▶ [THE PROBLEM]
Check each line of the material. Copy those containing "illum".

▶ [Collection entries]
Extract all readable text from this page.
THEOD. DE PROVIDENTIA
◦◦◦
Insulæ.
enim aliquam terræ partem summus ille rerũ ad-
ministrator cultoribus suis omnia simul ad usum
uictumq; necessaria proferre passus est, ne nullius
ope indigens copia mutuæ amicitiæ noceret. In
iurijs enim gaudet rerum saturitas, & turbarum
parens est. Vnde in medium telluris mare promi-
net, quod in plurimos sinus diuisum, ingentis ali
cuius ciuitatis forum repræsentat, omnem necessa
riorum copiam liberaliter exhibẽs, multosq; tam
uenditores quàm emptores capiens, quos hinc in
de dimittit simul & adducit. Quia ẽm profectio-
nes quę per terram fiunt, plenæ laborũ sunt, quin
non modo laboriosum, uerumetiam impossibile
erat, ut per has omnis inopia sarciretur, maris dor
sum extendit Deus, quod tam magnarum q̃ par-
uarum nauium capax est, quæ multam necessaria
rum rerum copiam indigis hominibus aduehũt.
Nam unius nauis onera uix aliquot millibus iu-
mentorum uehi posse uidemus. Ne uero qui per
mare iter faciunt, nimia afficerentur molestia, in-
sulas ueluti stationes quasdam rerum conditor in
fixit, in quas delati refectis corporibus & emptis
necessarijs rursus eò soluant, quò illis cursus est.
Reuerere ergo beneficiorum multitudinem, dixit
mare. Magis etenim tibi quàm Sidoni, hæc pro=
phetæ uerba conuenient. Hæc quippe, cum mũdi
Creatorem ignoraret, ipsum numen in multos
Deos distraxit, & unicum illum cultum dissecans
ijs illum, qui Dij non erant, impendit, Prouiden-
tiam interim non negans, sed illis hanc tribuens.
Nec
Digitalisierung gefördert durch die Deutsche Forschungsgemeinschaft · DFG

▶ [WORKED ANSWER]
Deos distraxit, & unicum illum cultum dissecans
ijs illum, qui Dij non erant, impendit, Prouiden-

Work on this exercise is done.